** Begin Records for the task **

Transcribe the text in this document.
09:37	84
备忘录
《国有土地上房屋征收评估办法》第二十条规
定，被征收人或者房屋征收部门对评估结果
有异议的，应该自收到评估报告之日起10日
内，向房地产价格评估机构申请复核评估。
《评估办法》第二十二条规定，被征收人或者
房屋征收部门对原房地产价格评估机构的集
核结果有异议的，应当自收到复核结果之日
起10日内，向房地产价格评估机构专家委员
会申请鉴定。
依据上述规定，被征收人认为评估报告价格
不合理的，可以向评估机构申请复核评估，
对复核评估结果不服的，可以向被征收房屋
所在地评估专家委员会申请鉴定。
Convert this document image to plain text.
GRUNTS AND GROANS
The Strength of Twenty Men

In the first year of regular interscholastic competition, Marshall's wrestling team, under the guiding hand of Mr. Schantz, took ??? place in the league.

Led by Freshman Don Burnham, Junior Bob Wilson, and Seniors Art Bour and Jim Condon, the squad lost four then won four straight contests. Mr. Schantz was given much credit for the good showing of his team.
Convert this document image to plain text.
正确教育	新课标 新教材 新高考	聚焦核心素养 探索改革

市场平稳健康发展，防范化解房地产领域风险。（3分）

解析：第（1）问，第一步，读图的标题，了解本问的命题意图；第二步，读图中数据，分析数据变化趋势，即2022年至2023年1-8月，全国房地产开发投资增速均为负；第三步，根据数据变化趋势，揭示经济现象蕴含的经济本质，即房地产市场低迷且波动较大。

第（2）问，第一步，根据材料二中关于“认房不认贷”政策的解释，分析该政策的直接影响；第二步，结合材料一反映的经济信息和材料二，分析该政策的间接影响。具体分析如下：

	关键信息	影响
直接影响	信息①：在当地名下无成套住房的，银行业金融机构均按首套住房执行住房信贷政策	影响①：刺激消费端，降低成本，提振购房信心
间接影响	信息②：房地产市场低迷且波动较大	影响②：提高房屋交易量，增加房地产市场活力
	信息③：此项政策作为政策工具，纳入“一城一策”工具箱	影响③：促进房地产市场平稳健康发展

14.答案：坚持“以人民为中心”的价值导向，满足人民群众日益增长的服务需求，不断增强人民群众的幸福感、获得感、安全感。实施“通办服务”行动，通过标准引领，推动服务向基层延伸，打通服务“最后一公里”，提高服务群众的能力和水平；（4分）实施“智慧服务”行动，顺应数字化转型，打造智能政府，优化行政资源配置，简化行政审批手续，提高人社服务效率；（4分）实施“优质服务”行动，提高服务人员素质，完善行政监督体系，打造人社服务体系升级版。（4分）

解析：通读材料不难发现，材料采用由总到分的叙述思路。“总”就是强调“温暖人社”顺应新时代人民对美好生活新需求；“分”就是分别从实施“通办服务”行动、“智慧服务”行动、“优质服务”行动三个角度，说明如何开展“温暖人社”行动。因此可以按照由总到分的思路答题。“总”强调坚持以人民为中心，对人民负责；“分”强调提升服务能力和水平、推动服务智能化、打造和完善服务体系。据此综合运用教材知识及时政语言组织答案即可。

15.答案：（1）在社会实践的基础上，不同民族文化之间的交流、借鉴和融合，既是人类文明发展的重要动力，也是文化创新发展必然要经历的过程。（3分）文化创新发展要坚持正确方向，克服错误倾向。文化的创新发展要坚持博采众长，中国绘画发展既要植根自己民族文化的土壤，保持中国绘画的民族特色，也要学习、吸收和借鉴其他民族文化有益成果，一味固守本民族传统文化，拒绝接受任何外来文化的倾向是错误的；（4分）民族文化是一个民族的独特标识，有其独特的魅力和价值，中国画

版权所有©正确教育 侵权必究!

** End Records for the task **

Provide all the records again, word for word.

> Answer for the task
Transcribe the text in this document.
09:37	84
备忘录
《国有土地上房屋征收评估办法》第二十条规
定，被征收人或者房屋征收部门对评估结果
有异议的，应该自收到评估报告之日起10日
内，向房地产价格评估机构申请复核评估。
《评估办法》第二十二条规定，被征收人或者
房屋征收部门对原房地产价格评估机构的集
核结果有异议的，应当自收到复核结果之日
起10日内，向房地产价格评估机构专家委员
会申请鉴定。
依据上述规定，被征收人认为评估报告价格
不合理的，可以向评估机构申请复核评估，
对复核评估结果不服的，可以向被征收房屋
所在地评估专家委员会申请鉴定。
Convert this document image to plain text.
GRUNTS AND GROANS
The Strength of Twenty Men

In the first year of regular interscholastic competition, Marshall's wrestling team, under the guiding hand of Mr. Schantz, took ??? place in the league.

Led by Freshman Don Burnham, Junior Bob Wilson, and Seniors Art Bour and Jim Condon, the squad lost four then won four straight contests. Mr. Schantz was given much credit for the good showing of his team.
Convert this document image to plain text.
正确教育	新课标 新教材 新高考	聚焦核心素养 探索改革

市场平稳健康发展，防范化解房地产领域风险。（3分）

解析：第（1）问，第一步，读图的标题，了解本问的命题意图；第二步，读图中数据，分析数据变化趋势，即2022年至2023年1-8月，全国房地产开发投资增速均为负；第三步，根据数据变化趋势，揭示经济现象蕴含的经济本质，即房地产市场低迷且波动较大。

第（2）问，第一步，根据材料二中关于“认房不认贷”政策的解释，分析该政策的直接影响；第二步，结合材料一反映的经济信息和材料二，分析该政策的间接影响。具体分析如下：

	关键信息	影响
直接影响	信息①：在当地名下无成套住房的，银行业金融机构均按首套住房执行住房信贷政策	影响①：刺激消费端，降低成本，提振购房信心
间接影响	信息②：房地产市场低迷且波动较大	影响②：提高房屋交易量，增加房地产市场活力
	信息③：此项政策作为政策工具，纳入“一城一策”工具箱	影响③：促进房地产市场平稳健康发展

14.答案：坚持“以人民为中心”的价值导向，满足人民群众日益增长的服务需求，不断增强人民群众的幸福感、获得感、安全感。实施“通办服务”行动，通过标准引领，推动服务向基层延伸，打通服务“最后一公里”，提高服务群众的能力和水平；（4分）实施“智慧服务”行动，顺应数字化转型，打造智能政府，优化行政资源配置，简化行政审批手续，提高人社服务效率；（4分）实施“优质服务”行动，提高服务人员素质，完善行政监督体系，打造人社服务体系升级版。（4分）

解析：通读材料不难发现，材料采用由总到分的叙述思路。“总”就是强调“温暖人社”顺应新时代人民对美好生活新需求；“分”就是分别从实施“通办服务”行动、“智慧服务”行动、“优质服务”行动三个角度，说明如何开展“温暖人社”行动。因此可以按照由总到分的思路答题。“总”强调坚持以人民为中心，对人民负责；“分”强调提升服务能力和水平、推动服务智能化、打造和完善服务体系。据此综合运用教材知识及时政语言组织答案即可。

15.答案：（1）在社会实践的基础上，不同民族文化之间的交流、借鉴和融合，既是人类文明发展的重要动力，也是文化创新发展必然要经历的过程。（3分）文化创新发展要坚持正确方向，克服错误倾向。文化的创新发展要坚持博采众长，中国绘画发展既要植根自己民族文化的土壤，保持中国绘画的民族特色，也要学习、吸收和借鉴其他民族文化有益成果，一味固守本民族传统文化，拒绝接受任何外来文化的倾向是错误的；（4分）民族文化是一个民族的独特标识，有其独特的魅力和价值，中国画

版权所有©正确教育 侵权必究!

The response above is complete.